Source records →
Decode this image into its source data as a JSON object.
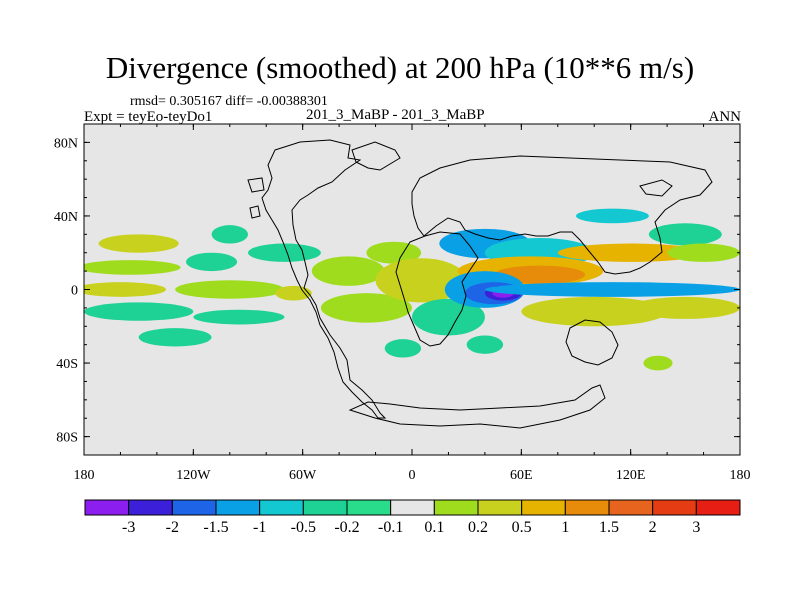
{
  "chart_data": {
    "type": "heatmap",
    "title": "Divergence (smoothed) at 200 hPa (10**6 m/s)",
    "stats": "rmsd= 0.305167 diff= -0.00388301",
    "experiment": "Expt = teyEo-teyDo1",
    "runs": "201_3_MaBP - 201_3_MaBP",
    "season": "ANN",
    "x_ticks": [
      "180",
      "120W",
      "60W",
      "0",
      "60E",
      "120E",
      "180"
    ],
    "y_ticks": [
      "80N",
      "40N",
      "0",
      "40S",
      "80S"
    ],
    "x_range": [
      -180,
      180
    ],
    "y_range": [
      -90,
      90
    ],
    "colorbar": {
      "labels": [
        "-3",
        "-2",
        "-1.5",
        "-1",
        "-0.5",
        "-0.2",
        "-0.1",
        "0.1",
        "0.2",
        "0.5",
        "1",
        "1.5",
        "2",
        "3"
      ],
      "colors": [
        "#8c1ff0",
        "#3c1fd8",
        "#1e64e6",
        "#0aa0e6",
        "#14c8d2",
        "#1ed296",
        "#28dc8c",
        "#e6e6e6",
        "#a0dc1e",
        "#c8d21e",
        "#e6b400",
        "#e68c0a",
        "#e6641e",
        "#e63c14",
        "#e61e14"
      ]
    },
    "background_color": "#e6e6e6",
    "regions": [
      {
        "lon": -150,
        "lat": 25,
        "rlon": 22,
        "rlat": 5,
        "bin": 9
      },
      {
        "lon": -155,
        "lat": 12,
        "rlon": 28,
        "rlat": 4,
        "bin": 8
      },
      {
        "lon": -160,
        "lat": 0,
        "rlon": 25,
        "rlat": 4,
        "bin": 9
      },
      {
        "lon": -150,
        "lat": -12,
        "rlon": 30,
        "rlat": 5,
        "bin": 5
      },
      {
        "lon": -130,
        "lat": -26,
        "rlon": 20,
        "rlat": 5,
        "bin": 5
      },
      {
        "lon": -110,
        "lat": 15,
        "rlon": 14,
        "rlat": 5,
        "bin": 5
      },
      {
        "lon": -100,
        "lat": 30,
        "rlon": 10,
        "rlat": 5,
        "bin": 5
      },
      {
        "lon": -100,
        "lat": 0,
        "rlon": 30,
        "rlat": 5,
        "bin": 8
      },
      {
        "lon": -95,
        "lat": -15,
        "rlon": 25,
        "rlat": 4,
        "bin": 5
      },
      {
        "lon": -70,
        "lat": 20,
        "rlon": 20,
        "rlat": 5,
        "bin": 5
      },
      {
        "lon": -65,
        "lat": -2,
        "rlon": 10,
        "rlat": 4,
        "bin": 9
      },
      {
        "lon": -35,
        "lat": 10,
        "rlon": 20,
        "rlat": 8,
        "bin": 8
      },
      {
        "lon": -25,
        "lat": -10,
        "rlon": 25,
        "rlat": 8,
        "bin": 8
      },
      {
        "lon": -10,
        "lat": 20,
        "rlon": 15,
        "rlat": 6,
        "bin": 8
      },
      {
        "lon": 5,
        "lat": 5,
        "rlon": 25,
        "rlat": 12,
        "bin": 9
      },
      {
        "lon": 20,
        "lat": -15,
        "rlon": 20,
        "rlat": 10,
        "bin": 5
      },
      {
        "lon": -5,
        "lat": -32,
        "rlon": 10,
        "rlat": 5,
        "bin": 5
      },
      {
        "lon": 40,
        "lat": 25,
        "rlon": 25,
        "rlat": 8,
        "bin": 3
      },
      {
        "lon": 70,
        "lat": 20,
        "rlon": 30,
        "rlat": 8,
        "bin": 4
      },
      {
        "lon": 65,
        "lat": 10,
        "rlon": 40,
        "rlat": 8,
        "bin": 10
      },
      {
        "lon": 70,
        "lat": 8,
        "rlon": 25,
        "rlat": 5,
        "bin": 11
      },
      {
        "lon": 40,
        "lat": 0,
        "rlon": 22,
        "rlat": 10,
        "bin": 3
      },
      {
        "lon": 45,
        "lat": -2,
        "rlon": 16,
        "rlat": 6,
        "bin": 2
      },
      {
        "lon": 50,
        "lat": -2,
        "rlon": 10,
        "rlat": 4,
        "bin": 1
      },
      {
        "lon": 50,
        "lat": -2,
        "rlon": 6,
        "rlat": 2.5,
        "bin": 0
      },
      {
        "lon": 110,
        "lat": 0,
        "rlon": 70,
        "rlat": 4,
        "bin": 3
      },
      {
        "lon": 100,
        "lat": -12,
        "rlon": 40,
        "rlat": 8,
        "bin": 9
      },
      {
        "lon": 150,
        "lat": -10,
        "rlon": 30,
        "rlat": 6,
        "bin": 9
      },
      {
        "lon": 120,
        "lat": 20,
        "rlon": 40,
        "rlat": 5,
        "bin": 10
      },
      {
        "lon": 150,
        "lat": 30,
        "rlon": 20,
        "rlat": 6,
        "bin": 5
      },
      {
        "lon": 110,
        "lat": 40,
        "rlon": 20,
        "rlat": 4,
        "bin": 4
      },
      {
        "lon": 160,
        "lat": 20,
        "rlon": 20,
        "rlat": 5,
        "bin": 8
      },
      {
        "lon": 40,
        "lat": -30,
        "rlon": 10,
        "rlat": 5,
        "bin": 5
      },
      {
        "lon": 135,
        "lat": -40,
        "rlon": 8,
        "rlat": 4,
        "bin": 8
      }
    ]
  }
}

Description of the task → Reproduce each entry precisely. Leave the pictures out.

Written reply →
Decode this image into its source data as a JSON object.
{
  "chart_data": {
    "type": "heatmap",
    "title": "Divergence (smoothed) at 200 hPa (10**6 m/s)",
    "stats": "rmsd= 0.305167 diff= -0.00388301",
    "experiment": "Expt = teyEo-teyDo1",
    "runs": "201_3_MaBP - 201_3_MaBP",
    "season": "ANN",
    "x_ticks": [
      "180",
      "120W",
      "60W",
      "0",
      "60E",
      "120E",
      "180"
    ],
    "y_ticks": [
      "80N",
      "40N",
      "0",
      "40S",
      "80S"
    ],
    "x_range": [
      -180,
      180
    ],
    "y_range": [
      -90,
      90
    ],
    "colorbar": {
      "labels": [
        "-3",
        "-2",
        "-1.5",
        "-1",
        "-0.5",
        "-0.2",
        "-0.1",
        "0.1",
        "0.2",
        "0.5",
        "1",
        "1.5",
        "2",
        "3"
      ],
      "colors": [
        "#8c1ff0",
        "#3c1fd8",
        "#1e64e6",
        "#0aa0e6",
        "#14c8d2",
        "#1ed296",
        "#28dc8c",
        "#e6e6e6",
        "#a0dc1e",
        "#c8d21e",
        "#e6b400",
        "#e68c0a",
        "#e6641e",
        "#e63c14",
        "#e61e14"
      ]
    },
    "background_color": "#e6e6e6",
    "regions": [
      {
        "lon": -150,
        "lat": 25,
        "rlon": 22,
        "rlat": 5,
        "bin": 9
      },
      {
        "lon": -155,
        "lat": 12,
        "rlon": 28,
        "rlat": 4,
        "bin": 8
      },
      {
        "lon": -160,
        "lat": 0,
        "rlon": 25,
        "rlat": 4,
        "bin": 9
      },
      {
        "lon": -150,
        "lat": -12,
        "rlon": 30,
        "rlat": 5,
        "bin": 5
      },
      {
        "lon": -130,
        "lat": -26,
        "rlon": 20,
        "rlat": 5,
        "bin": 5
      },
      {
        "lon": -110,
        "lat": 15,
        "rlon": 14,
        "rlat": 5,
        "bin": 5
      },
      {
        "lon": -100,
        "lat": 30,
        "rlon": 10,
        "rlat": 5,
        "bin": 5
      },
      {
        "lon": -100,
        "lat": 0,
        "rlon": 30,
        "rlat": 5,
        "bin": 8
      },
      {
        "lon": -95,
        "lat": -15,
        "rlon": 25,
        "rlat": 4,
        "bin": 5
      },
      {
        "lon": -70,
        "lat": 20,
        "rlon": 20,
        "rlat": 5,
        "bin": 5
      },
      {
        "lon": -65,
        "lat": -2,
        "rlon": 10,
        "rlat": 4,
        "bin": 9
      },
      {
        "lon": -35,
        "lat": 10,
        "rlon": 20,
        "rlat": 8,
        "bin": 8
      },
      {
        "lon": -25,
        "lat": -10,
        "rlon": 25,
        "rlat": 8,
        "bin": 8
      },
      {
        "lon": -10,
        "lat": 20,
        "rlon": 15,
        "rlat": 6,
        "bin": 8
      },
      {
        "lon": 5,
        "lat": 5,
        "rlon": 25,
        "rlat": 12,
        "bin": 9
      },
      {
        "lon": 20,
        "lat": -15,
        "rlon": 20,
        "rlat": 10,
        "bin": 5
      },
      {
        "lon": -5,
        "lat": -32,
        "rlon": 10,
        "rlat": 5,
        "bin": 5
      },
      {
        "lon": 40,
        "lat": 25,
        "rlon": 25,
        "rlat": 8,
        "bin": 3
      },
      {
        "lon": 70,
        "lat": 20,
        "rlon": 30,
        "rlat": 8,
        "bin": 4
      },
      {
        "lon": 65,
        "lat": 10,
        "rlon": 40,
        "rlat": 8,
        "bin": 10
      },
      {
        "lon": 70,
        "lat": 8,
        "rlon": 25,
        "rlat": 5,
        "bin": 11
      },
      {
        "lon": 40,
        "lat": 0,
        "rlon": 22,
        "rlat": 10,
        "bin": 3
      },
      {
        "lon": 45,
        "lat": -2,
        "rlon": 16,
        "rlat": 6,
        "bin": 2
      },
      {
        "lon": 50,
        "lat": -2,
        "rlon": 10,
        "rlat": 4,
        "bin": 1
      },
      {
        "lon": 50,
        "lat": -2,
        "rlon": 6,
        "rlat": 2.5,
        "bin": 0
      },
      {
        "lon": 110,
        "lat": 0,
        "rlon": 70,
        "rlat": 4,
        "bin": 3
      },
      {
        "lon": 100,
        "lat": -12,
        "rlon": 40,
        "rlat": 8,
        "bin": 9
      },
      {
        "lon": 150,
        "lat": -10,
        "rlon": 30,
        "rlat": 6,
        "bin": 9
      },
      {
        "lon": 120,
        "lat": 20,
        "rlon": 40,
        "rlat": 5,
        "bin": 10
      },
      {
        "lon": 150,
        "lat": 30,
        "rlon": 20,
        "rlat": 6,
        "bin": 5
      },
      {
        "lon": 110,
        "lat": 40,
        "rlon": 20,
        "rlat": 4,
        "bin": 4
      },
      {
        "lon": 160,
        "lat": 20,
        "rlon": 20,
        "rlat": 5,
        "bin": 8
      },
      {
        "lon": 40,
        "lat": -30,
        "rlon": 10,
        "rlat": 5,
        "bin": 5
      },
      {
        "lon": 135,
        "lat": -40,
        "rlon": 8,
        "rlat": 4,
        "bin": 8
      }
    ]
  }
}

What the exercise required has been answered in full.